DATA SECTION:
┄┄┄┄┄┄

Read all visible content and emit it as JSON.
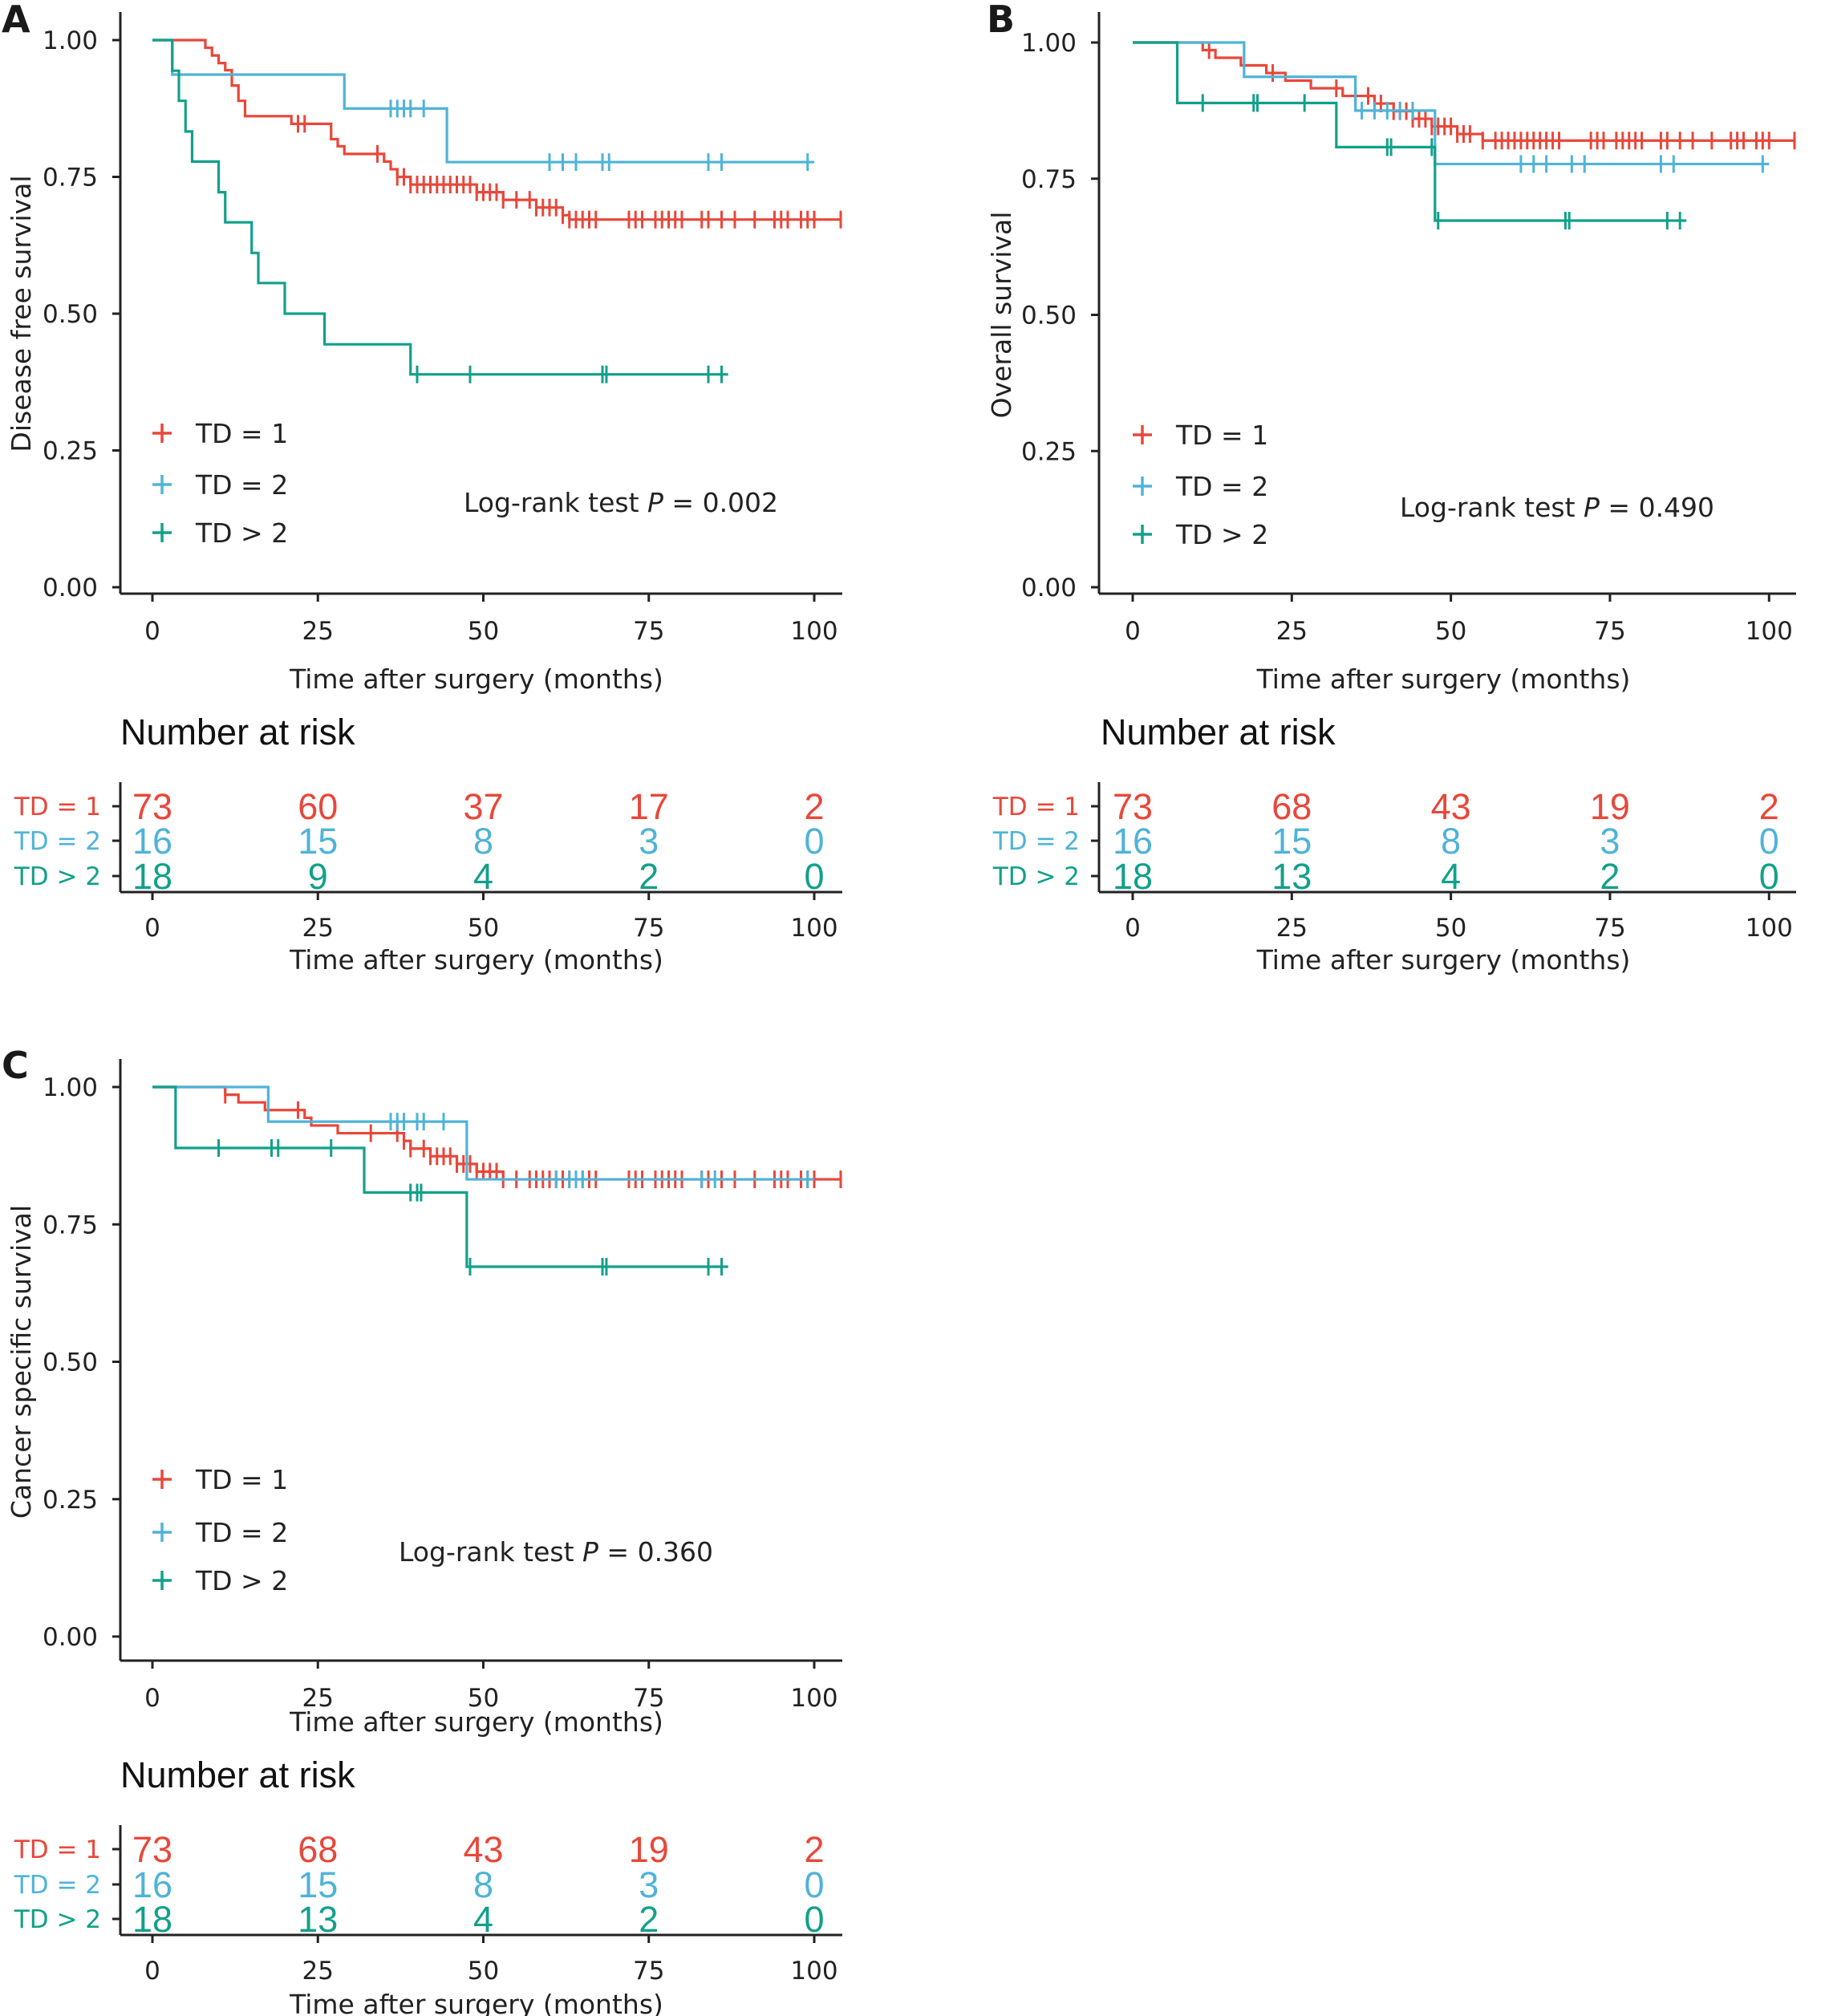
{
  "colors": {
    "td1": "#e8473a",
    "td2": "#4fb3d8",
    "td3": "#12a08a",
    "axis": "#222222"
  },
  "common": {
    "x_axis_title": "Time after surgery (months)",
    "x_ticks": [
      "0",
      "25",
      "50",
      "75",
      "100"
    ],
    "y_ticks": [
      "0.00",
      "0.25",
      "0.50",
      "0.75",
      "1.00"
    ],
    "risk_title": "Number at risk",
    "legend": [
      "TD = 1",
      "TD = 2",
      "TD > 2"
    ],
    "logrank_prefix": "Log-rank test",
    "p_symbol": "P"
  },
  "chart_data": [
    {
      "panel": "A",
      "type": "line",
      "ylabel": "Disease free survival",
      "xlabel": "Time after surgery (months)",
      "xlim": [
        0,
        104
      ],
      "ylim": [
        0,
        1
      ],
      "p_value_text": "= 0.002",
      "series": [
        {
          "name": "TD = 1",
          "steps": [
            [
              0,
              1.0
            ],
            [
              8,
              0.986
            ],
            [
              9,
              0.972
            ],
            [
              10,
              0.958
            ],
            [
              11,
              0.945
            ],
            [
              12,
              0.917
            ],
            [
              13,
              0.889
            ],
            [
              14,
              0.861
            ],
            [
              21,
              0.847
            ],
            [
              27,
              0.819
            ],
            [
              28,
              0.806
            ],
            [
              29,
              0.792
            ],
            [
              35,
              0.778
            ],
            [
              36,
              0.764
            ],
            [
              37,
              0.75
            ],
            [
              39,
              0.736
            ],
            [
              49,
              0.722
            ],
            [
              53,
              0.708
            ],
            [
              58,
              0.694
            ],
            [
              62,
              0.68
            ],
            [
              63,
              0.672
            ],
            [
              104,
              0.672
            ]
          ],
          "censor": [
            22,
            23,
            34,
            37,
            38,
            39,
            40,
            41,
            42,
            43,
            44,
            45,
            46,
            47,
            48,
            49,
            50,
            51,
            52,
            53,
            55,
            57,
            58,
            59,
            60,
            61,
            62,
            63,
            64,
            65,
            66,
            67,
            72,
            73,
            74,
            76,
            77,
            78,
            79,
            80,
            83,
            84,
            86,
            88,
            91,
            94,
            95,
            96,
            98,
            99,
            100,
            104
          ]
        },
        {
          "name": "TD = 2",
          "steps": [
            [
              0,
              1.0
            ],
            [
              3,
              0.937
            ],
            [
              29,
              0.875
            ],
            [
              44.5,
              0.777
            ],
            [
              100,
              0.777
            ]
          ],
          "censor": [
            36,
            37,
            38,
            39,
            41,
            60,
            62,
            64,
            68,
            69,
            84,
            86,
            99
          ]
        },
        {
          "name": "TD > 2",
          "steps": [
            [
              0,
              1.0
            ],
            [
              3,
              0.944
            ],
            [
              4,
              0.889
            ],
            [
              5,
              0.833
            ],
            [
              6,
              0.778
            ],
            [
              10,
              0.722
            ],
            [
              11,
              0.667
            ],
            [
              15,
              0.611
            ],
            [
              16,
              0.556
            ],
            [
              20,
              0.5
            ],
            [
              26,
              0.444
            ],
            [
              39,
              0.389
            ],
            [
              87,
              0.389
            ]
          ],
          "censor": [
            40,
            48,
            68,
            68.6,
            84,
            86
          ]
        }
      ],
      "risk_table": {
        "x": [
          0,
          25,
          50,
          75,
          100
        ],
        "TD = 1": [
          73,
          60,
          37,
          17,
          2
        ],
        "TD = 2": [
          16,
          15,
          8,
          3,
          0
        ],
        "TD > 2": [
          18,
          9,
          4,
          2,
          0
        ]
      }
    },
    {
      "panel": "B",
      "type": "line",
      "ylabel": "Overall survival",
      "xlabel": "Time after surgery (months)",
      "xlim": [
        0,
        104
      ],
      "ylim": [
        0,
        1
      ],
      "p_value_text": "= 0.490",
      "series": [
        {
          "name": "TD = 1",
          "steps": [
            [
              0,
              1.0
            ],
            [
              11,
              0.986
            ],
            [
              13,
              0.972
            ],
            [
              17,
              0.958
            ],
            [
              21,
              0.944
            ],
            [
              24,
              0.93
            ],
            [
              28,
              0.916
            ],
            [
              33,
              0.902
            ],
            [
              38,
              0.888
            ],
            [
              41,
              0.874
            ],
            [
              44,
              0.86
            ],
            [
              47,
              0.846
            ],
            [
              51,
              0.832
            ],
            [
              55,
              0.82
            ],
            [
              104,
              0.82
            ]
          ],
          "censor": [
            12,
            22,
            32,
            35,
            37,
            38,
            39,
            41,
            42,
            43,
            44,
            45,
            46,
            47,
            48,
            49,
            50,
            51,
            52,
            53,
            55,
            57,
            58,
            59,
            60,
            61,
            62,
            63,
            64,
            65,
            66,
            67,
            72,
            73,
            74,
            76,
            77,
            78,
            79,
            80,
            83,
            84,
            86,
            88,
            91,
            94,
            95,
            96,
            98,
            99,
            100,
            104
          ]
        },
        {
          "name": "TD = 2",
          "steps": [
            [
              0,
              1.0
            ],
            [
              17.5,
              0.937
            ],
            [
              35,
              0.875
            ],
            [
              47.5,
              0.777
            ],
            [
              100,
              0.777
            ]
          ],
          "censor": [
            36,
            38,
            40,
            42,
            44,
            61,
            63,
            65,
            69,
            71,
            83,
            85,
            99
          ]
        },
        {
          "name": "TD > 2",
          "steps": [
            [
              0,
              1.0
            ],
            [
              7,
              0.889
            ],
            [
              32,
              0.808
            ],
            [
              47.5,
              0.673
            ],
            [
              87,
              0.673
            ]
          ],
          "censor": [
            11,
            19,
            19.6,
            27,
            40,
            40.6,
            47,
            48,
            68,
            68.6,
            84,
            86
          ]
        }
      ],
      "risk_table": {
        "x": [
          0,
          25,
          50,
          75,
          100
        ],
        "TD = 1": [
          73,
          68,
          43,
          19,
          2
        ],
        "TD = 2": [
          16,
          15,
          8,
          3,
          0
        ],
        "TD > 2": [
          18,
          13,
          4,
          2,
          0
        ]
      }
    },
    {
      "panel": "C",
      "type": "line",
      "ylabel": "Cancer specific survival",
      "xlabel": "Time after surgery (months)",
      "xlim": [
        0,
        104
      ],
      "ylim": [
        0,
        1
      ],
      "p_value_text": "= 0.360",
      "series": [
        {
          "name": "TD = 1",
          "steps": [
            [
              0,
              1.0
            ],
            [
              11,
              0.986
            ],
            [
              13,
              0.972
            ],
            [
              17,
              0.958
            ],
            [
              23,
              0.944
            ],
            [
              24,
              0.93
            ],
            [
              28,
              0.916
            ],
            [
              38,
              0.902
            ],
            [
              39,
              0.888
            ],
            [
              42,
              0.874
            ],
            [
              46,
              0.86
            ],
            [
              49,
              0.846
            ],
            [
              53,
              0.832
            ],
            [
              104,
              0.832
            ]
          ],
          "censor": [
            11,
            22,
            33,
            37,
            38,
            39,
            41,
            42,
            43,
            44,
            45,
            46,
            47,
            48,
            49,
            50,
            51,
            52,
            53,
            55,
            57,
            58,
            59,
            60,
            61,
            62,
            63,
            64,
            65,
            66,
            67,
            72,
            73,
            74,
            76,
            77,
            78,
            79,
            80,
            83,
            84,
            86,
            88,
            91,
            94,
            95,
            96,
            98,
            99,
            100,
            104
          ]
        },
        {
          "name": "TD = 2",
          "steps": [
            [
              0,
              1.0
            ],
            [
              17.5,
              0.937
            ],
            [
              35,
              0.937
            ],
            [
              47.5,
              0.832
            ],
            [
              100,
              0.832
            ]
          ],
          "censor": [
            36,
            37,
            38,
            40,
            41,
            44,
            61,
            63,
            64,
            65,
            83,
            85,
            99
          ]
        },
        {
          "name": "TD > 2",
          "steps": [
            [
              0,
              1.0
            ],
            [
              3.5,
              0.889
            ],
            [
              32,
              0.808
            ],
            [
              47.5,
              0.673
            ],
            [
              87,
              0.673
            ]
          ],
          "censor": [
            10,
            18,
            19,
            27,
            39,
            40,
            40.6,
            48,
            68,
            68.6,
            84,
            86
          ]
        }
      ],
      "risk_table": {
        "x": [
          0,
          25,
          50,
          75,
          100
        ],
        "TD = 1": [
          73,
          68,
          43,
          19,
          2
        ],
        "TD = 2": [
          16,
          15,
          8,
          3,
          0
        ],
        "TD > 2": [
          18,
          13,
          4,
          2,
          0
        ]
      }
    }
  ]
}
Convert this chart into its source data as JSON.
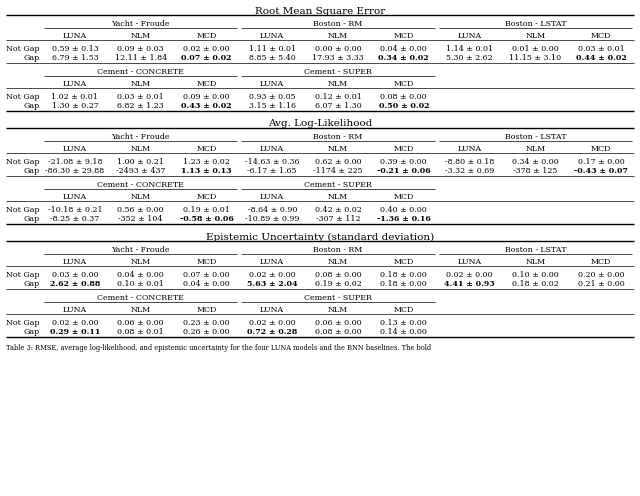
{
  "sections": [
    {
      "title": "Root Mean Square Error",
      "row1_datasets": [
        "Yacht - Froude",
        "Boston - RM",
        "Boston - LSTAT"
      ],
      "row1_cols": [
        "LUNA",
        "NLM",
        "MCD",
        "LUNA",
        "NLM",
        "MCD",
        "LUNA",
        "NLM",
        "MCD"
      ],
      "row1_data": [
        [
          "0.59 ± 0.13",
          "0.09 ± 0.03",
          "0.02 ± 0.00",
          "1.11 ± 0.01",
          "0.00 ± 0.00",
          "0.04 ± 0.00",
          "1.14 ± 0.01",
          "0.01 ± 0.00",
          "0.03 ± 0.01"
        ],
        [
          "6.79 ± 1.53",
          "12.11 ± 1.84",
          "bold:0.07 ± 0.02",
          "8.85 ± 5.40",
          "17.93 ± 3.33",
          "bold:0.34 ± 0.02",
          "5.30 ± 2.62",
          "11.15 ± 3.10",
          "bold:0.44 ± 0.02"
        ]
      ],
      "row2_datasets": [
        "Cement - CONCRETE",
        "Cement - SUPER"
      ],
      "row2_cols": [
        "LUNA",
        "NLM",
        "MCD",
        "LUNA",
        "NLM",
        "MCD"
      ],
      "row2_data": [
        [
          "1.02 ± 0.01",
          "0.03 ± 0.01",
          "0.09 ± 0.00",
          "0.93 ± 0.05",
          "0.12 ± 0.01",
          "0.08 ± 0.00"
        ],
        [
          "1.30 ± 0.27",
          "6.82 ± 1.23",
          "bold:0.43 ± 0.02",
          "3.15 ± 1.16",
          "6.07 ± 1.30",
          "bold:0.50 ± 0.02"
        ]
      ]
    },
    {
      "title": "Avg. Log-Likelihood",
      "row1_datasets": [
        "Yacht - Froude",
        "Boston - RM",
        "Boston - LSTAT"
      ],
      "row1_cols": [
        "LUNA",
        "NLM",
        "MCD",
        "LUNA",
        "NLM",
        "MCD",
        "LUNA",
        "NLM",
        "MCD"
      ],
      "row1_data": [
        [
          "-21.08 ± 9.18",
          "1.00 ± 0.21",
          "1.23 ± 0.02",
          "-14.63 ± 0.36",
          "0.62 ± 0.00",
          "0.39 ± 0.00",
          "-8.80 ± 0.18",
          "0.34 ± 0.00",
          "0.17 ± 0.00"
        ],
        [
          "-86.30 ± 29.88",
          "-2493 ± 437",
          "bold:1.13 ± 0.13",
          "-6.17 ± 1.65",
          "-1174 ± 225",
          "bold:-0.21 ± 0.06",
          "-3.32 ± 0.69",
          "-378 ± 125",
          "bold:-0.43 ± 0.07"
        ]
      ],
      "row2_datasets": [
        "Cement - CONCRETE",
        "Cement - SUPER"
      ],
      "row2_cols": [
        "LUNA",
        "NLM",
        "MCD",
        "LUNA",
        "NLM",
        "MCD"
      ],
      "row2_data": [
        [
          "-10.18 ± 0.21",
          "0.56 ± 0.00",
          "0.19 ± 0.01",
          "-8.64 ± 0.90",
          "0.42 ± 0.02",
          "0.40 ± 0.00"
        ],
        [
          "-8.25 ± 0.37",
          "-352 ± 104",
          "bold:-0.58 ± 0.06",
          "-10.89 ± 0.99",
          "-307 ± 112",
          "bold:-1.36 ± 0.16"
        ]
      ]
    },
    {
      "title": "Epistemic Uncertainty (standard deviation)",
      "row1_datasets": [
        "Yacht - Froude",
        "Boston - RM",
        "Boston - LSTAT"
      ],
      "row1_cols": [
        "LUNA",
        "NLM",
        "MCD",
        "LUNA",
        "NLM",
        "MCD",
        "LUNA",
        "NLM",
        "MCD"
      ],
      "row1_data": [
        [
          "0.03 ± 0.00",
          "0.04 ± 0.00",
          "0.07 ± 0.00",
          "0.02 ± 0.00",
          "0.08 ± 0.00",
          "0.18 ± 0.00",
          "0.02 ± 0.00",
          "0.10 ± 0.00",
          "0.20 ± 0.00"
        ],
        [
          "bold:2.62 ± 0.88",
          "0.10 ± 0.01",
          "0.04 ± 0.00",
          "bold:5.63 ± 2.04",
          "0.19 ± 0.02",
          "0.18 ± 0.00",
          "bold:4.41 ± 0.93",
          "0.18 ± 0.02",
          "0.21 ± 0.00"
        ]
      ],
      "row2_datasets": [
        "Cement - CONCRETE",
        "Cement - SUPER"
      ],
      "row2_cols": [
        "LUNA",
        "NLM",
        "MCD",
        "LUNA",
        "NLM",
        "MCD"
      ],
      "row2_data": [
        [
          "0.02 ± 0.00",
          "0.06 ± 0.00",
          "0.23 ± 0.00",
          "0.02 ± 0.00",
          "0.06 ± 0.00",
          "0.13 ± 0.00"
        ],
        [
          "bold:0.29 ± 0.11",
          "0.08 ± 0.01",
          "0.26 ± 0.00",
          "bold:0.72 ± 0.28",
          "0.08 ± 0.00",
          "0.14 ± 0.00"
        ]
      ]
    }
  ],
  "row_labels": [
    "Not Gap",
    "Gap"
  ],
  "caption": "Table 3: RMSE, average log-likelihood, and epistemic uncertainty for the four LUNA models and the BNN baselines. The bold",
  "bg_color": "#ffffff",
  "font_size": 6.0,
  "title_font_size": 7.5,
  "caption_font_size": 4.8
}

┄┄┄┄┄┄

TASK STATEMENT:
From the data above, work out how many lines contain the string "JSON" and reply with only the number.

FULL SOLUTION:
2